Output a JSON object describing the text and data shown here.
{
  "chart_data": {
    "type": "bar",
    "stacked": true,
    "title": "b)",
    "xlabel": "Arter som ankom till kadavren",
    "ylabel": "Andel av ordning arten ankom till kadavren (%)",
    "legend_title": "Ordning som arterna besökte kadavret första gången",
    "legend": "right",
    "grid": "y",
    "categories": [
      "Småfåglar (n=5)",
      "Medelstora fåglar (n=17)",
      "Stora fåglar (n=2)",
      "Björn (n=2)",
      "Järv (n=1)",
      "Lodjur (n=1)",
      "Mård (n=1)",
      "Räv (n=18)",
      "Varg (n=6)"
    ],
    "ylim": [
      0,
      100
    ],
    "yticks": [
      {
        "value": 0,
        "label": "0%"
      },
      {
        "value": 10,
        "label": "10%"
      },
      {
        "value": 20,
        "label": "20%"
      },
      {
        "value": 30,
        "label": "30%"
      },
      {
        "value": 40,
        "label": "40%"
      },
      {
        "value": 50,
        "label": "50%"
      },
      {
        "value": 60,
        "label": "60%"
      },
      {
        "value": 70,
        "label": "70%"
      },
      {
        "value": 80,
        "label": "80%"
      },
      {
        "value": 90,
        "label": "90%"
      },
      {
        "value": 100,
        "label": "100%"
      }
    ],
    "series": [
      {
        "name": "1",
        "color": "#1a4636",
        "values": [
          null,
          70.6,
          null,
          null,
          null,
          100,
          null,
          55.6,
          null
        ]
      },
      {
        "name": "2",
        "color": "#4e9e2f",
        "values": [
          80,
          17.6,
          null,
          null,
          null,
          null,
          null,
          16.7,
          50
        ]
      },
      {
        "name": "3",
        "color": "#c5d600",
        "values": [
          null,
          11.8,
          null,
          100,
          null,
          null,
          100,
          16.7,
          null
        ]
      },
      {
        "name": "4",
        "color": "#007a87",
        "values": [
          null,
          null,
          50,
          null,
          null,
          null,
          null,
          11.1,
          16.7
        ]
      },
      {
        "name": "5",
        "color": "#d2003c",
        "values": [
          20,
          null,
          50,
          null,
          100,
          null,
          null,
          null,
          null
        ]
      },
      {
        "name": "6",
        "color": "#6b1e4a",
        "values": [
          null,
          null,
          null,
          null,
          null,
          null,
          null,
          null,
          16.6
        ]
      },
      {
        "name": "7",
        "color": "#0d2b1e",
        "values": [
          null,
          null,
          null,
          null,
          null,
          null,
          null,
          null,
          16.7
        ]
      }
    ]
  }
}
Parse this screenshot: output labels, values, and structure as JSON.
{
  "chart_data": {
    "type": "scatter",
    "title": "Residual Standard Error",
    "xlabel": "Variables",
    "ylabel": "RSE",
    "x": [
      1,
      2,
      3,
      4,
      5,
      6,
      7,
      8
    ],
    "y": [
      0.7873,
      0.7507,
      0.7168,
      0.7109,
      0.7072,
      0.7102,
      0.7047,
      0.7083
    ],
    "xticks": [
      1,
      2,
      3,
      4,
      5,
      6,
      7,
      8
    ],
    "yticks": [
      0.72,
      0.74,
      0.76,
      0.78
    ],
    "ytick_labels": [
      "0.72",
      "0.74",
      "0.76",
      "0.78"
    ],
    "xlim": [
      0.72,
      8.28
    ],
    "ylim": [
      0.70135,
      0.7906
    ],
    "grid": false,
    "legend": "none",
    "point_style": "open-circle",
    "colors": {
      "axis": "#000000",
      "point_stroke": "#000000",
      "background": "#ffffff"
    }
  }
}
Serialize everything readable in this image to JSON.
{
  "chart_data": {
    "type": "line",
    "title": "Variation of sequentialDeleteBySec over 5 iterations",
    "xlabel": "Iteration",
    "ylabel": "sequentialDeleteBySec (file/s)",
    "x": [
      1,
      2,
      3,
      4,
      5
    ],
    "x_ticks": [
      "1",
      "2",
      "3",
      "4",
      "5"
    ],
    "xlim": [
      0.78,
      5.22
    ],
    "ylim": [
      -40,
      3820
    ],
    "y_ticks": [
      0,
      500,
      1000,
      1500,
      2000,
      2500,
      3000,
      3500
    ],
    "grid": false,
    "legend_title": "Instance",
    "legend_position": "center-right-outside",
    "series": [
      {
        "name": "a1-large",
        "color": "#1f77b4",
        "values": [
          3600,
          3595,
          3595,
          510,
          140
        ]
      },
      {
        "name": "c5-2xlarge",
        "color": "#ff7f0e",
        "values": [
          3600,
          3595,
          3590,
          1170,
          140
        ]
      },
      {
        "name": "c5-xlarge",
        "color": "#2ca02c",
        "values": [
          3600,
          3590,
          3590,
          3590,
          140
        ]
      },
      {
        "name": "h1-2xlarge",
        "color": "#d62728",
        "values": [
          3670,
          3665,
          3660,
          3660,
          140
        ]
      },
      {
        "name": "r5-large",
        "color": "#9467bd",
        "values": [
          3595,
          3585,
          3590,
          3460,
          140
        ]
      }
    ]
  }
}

• • • •

Recopy the entries above exactly, with every line included.

→ SOLUTION FOR THIS TASK
Output a JSON object describing the text and data shown here.
{
  "chart_data": {
    "type": "bar",
    "stacked": true,
    "title": "b)",
    "xlabel": "Arter som ankom till kadavren",
    "ylabel": "Andel av ordning arten ankom till kadavren (%)",
    "legend_title": "Ordning som arterna besökte kadavret första gången",
    "legend": "right",
    "grid": "y",
    "categories": [
      "Småfåglar (n=5)",
      "Medelstora fåglar (n=17)",
      "Stora fåglar (n=2)",
      "Björn (n=2)",
      "Järv (n=1)",
      "Lodjur (n=1)",
      "Mård (n=1)",
      "Räv (n=18)",
      "Varg (n=6)"
    ],
    "ylim": [
      0,
      100
    ],
    "yticks": [
      {
        "value": 0,
        "label": "0%"
      },
      {
        "value": 10,
        "label": "10%"
      },
      {
        "value": 20,
        "label": "20%"
      },
      {
        "value": 30,
        "label": "30%"
      },
      {
        "value": 40,
        "label": "40%"
      },
      {
        "value": 50,
        "label": "50%"
      },
      {
        "value": 60,
        "label": "60%"
      },
      {
        "value": 70,
        "label": "70%"
      },
      {
        "value": 80,
        "label": "80%"
      },
      {
        "value": 90,
        "label": "90%"
      },
      {
        "value": 100,
        "label": "100%"
      }
    ],
    "series": [
      {
        "name": "1",
        "color": "#1a4636",
        "values": [
          null,
          70.6,
          null,
          null,
          null,
          100,
          null,
          55.6,
          null
        ]
      },
      {
        "name": "2",
        "color": "#4e9e2f",
        "values": [
          80,
          17.6,
          null,
          null,
          null,
          null,
          null,
          16.7,
          50
        ]
      },
      {
        "name": "3",
        "color": "#c5d600",
        "values": [
          null,
          11.8,
          null,
          100,
          null,
          null,
          100,
          16.7,
          null
        ]
      },
      {
        "name": "4",
        "color": "#007a87",
        "values": [
          null,
          null,
          50,
          null,
          null,
          null,
          null,
          11.1,
          16.7
        ]
      },
      {
        "name": "5",
        "color": "#d2003c",
        "values": [
          20,
          null,
          50,
          null,
          100,
          null,
          null,
          null,
          null
        ]
      },
      {
        "name": "6",
        "color": "#6b1e4a",
        "values": [
          null,
          null,
          null,
          null,
          null,
          null,
          null,
          null,
          16.6
        ]
      },
      {
        "name": "7",
        "color": "#0d2b1e",
        "values": [
          null,
          null,
          null,
          null,
          null,
          null,
          null,
          null,
          16.7
        ]
      }
    ]
  }
}
Parse this screenshot: output labels, values, and structure as JSON.
{
  "chart_data": {
    "type": "scatter",
    "title": "Residual Standard Error",
    "xlabel": "Variables",
    "ylabel": "RSE",
    "x": [
      1,
      2,
      3,
      4,
      5,
      6,
      7,
      8
    ],
    "y": [
      0.7873,
      0.7507,
      0.7168,
      0.7109,
      0.7072,
      0.7102,
      0.7047,
      0.7083
    ],
    "xticks": [
      1,
      2,
      3,
      4,
      5,
      6,
      7,
      8
    ],
    "yticks": [
      0.72,
      0.74,
      0.76,
      0.78
    ],
    "ytick_labels": [
      "0.72",
      "0.74",
      "0.76",
      "0.78"
    ],
    "xlim": [
      0.72,
      8.28
    ],
    "ylim": [
      0.70135,
      0.7906
    ],
    "grid": false,
    "legend": "none",
    "point_style": "open-circle",
    "colors": {
      "axis": "#000000",
      "point_stroke": "#000000",
      "background": "#ffffff"
    }
  }
}
Serialize everything readable in this image to JSON.
{
  "chart_data": {
    "type": "line",
    "title": "Variation of sequentialDeleteBySec over 5 iterations",
    "xlabel": "Iteration",
    "ylabel": "sequentialDeleteBySec (file/s)",
    "x": [
      1,
      2,
      3,
      4,
      5
    ],
    "x_ticks": [
      "1",
      "2",
      "3",
      "4",
      "5"
    ],
    "xlim": [
      0.78,
      5.22
    ],
    "ylim": [
      -40,
      3820
    ],
    "y_ticks": [
      0,
      500,
      1000,
      1500,
      2000,
      2500,
      3000,
      3500
    ],
    "grid": false,
    "legend_title": "Instance",
    "legend_position": "center-right-outside",
    "series": [
      {
        "name": "a1-large",
        "color": "#1f77b4",
        "values": [
          3600,
          3595,
          3595,
          510,
          140
        ]
      },
      {
        "name": "c5-2xlarge",
        "color": "#ff7f0e",
        "values": [
          3600,
          3595,
          3590,
          1170,
          140
        ]
      },
      {
        "name": "c5-xlarge",
        "color": "#2ca02c",
        "values": [
          3600,
          3590,
          3590,
          3590,
          140
        ]
      },
      {
        "name": "h1-2xlarge",
        "color": "#d62728",
        "values": [
          3670,
          3665,
          3660,
          3660,
          140
        ]
      },
      {
        "name": "r5-large",
        "color": "#9467bd",
        "values": [
          3595,
          3585,
          3590,
          3460,
          140
        ]
      }
    ]
  }
}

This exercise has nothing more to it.